- AIM -
Among the entries, which lines carry the string "зеркала"? Copy each of them.

- STORED RECORDS -
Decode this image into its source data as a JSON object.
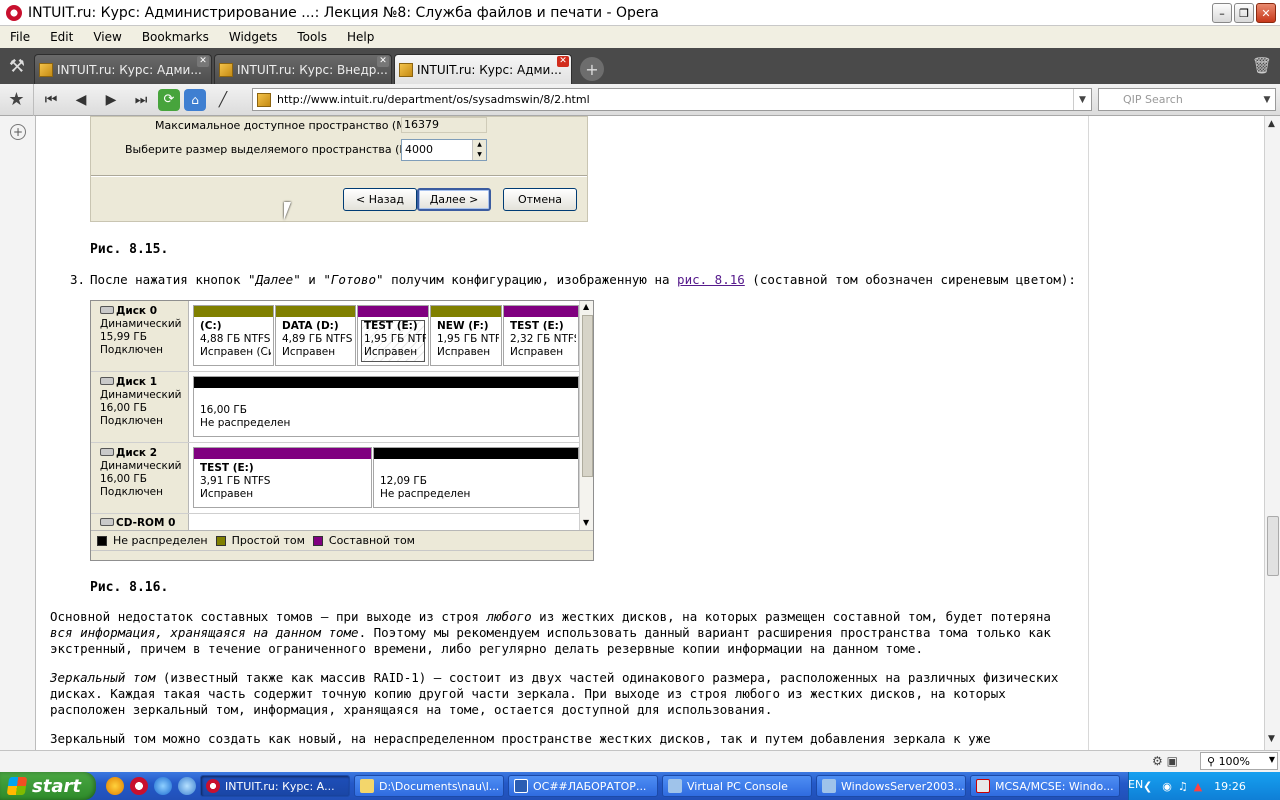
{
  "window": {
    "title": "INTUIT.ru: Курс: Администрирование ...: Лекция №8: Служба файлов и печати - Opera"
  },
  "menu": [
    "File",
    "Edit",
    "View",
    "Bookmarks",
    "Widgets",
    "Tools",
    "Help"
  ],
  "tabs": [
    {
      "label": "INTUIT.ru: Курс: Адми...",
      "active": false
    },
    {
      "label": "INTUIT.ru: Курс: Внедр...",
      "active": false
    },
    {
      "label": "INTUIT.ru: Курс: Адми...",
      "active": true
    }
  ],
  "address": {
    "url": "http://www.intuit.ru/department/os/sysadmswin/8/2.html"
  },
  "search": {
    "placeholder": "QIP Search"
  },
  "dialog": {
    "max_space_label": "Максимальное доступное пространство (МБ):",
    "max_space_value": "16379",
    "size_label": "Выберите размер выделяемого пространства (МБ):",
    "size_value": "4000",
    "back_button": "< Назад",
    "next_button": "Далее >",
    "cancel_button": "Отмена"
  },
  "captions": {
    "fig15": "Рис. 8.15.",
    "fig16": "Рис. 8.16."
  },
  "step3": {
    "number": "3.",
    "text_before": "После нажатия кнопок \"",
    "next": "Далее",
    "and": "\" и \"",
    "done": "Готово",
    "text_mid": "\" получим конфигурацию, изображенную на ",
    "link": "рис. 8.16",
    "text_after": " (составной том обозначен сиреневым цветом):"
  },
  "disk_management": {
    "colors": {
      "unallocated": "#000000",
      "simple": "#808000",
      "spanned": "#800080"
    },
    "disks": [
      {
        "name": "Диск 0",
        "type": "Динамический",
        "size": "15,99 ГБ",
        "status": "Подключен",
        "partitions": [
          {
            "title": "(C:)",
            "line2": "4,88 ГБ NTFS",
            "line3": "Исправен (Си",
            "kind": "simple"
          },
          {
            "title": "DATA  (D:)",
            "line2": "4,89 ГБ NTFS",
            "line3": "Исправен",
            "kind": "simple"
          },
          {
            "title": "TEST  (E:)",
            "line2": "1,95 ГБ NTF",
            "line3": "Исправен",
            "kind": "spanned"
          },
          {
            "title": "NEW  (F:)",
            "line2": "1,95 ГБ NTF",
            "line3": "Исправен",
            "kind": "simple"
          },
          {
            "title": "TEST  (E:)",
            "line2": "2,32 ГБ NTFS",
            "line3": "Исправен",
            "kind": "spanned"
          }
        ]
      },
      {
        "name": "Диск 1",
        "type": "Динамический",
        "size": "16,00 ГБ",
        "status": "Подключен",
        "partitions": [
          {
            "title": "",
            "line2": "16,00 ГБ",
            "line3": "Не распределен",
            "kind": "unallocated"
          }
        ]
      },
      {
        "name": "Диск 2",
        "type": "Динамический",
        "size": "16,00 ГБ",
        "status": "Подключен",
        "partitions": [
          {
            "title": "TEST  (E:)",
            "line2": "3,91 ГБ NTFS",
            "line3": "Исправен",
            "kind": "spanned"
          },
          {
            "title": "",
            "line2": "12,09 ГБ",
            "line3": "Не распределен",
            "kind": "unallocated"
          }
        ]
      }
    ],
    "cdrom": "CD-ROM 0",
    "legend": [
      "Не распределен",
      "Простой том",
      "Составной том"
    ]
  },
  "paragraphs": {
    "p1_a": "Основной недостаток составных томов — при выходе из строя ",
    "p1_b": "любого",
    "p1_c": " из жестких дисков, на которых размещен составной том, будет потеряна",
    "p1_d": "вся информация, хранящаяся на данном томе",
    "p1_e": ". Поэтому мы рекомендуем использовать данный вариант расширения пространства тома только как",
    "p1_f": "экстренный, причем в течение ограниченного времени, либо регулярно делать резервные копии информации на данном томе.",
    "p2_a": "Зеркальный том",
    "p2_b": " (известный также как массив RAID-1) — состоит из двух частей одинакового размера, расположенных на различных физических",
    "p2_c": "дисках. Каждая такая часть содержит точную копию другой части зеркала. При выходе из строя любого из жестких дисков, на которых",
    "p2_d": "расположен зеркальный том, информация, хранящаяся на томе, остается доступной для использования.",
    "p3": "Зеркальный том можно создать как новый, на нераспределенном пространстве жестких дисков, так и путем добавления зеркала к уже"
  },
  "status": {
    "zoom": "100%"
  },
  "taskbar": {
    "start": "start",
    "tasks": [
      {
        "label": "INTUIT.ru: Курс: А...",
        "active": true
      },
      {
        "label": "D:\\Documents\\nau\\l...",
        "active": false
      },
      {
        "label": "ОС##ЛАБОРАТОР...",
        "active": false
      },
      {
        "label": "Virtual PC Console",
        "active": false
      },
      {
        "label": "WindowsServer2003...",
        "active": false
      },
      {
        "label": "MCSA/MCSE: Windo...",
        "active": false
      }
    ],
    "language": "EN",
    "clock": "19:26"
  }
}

...

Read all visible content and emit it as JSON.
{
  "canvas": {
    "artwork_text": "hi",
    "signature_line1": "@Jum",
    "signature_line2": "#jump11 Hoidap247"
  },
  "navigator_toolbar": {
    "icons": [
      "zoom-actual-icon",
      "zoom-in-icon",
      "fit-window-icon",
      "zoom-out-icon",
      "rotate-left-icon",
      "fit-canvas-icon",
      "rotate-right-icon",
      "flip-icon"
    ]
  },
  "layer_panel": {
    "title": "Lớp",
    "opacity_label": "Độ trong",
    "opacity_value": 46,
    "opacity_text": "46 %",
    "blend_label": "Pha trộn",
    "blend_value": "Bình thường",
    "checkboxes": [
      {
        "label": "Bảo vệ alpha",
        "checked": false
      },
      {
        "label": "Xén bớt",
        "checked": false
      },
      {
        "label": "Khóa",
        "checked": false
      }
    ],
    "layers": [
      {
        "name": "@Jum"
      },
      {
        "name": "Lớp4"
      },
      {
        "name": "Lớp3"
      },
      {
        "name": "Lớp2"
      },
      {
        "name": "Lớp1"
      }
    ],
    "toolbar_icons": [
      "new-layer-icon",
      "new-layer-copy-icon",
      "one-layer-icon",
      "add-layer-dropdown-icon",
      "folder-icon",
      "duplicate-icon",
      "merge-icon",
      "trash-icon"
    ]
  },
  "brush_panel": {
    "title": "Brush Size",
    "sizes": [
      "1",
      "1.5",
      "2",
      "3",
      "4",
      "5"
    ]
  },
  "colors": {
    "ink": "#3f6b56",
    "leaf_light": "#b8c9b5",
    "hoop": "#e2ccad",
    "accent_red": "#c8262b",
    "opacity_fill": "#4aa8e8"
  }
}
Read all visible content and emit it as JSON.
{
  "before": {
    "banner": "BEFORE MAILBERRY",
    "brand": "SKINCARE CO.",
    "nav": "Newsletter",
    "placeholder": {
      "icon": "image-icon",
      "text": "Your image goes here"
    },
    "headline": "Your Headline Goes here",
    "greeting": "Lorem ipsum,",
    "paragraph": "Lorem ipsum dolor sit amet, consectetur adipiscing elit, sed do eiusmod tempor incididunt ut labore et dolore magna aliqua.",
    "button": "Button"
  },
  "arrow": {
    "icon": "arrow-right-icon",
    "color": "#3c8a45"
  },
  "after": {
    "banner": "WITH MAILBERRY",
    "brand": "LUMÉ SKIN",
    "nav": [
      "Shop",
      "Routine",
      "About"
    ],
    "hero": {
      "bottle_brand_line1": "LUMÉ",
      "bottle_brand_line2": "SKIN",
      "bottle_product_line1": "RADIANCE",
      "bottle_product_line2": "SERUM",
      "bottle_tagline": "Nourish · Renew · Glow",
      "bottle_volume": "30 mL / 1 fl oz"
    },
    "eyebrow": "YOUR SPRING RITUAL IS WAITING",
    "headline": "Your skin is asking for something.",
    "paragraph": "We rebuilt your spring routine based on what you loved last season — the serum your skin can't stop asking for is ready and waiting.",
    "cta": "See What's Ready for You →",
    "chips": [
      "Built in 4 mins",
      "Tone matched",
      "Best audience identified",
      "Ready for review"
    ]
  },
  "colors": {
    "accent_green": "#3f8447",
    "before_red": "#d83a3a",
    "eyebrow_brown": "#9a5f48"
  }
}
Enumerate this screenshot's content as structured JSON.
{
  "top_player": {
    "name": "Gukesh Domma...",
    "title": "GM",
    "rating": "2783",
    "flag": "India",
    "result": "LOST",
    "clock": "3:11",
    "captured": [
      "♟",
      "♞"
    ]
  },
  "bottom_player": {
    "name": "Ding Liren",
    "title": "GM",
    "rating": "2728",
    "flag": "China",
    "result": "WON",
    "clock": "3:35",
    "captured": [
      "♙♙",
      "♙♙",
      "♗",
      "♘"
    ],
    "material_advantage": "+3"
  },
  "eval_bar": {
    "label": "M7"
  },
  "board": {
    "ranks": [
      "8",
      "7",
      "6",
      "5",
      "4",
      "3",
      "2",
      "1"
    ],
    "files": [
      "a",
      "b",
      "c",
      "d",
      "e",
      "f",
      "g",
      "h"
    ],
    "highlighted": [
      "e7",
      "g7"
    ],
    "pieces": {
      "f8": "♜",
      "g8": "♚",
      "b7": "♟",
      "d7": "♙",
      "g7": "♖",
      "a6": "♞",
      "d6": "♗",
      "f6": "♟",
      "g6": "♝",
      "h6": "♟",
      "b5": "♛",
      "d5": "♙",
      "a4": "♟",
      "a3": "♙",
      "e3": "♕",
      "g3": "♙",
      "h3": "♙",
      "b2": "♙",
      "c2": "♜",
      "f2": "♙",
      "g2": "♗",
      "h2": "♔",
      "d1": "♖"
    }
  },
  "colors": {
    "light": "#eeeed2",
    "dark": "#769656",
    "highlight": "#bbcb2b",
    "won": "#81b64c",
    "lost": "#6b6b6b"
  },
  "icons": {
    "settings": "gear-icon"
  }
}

- EXERCISE SOLUTION -
    "p2_c": "дисках. Каждая такая часть содержит точную копию другой части зеркала. При выходе из строя любого из жестких дисков, на которых",
    "p3": "Зеркальный том можно создать как новый, на нераспределенном пространстве жестких дисков, так и путем добавления зеркала к уже"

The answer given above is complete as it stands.